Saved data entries
◇ ◇ ◇ ◇ ◇ ◇ ◇

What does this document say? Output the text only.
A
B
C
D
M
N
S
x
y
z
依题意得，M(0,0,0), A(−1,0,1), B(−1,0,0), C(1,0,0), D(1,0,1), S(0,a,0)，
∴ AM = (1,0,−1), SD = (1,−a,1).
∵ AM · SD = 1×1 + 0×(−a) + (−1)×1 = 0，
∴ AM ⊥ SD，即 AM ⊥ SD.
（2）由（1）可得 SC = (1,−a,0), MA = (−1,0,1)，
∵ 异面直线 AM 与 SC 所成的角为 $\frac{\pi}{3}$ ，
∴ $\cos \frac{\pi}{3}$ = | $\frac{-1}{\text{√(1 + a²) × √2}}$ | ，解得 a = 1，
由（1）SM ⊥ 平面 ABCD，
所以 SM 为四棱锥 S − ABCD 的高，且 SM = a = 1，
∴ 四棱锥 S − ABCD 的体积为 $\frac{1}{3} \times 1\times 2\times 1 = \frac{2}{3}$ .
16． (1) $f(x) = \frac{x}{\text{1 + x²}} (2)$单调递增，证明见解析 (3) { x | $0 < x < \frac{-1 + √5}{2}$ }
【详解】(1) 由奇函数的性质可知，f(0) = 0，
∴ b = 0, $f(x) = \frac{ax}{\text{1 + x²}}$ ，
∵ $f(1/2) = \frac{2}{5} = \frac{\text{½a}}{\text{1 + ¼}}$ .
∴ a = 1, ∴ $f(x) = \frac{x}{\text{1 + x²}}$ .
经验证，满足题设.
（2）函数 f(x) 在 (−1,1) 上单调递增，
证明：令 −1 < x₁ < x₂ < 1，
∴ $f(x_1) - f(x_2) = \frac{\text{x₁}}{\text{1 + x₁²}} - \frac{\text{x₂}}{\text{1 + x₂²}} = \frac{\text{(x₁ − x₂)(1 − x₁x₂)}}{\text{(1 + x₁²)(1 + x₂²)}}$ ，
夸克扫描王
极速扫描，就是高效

◇ ◇ ◇ ◇ ◇ ◇ ◇

WHAT YOU NEED TO DO
Print every entry exactly as it appears.

IN RESPONSE
What does this document say? Output the text only.
A
B
C
D
M
N
S
x
y
z
依题意得，M(0,0,0), A(−1,0,1), B(−1,0,0), C(1,0,0), D(1,0,1), S(0,a,0)，
∴ AM = (1,0,−1), SD = (1,−a,1).
∵ AM · SD = 1×1 + 0×(−a) + (−1)×1 = 0，
∴ AM ⊥ SD，即 AM ⊥ SD.
（2）由（1）可得 SC = (1,−a,0), MA = (−1,0,1)，
∵ 异面直线 AM 与 SC 所成的角为 $\frac{\pi}{3}$ ，
∴ $\cos \frac{\pi}{3}$ = | $\frac{-1}{\text{√(1 + a²) × √2}}$ | ，解得 a = 1，
由（1）SM ⊥ 平面 ABCD，
所以 SM 为四棱锥 S − ABCD 的高，且 SM = a = 1，
∴ 四棱锥 S − ABCD 的体积为 $\frac{1}{3} \times 1\times 2\times 1 = \frac{2}{3}$ .
16． (1) $f(x) = \frac{x}{\text{1 + x²}} (2)$单调递增，证明见解析 (3) { x | $0 < x < \frac{-1 + √5}{2}$ }
【详解】(1) 由奇函数的性质可知，f(0) = 0，
∴ b = 0, $f(x) = \frac{ax}{\text{1 + x²}}$ ，
∵ $f(1/2) = \frac{2}{5} = \frac{\text{½a}}{\text{1 + ¼}}$ .
∴ a = 1, ∴ $f(x) = \frac{x}{\text{1 + x²}}$ .
经验证，满足题设.
（2）函数 f(x) 在 (−1,1) 上单调递增，
证明：令 −1 < x₁ < x₂ < 1，
∴ $f(x_1) - f(x_2) = \frac{\text{x₁}}{\text{1 + x₁²}} - \frac{\text{x₂}}{\text{1 + x₂²}} = \frac{\text{(x₁ − x₂)(1 − x₁x₂)}}{\text{(1 + x₁²)(1 + x₂²)}}$ ，
夸克扫描王
极速扫描，就是高效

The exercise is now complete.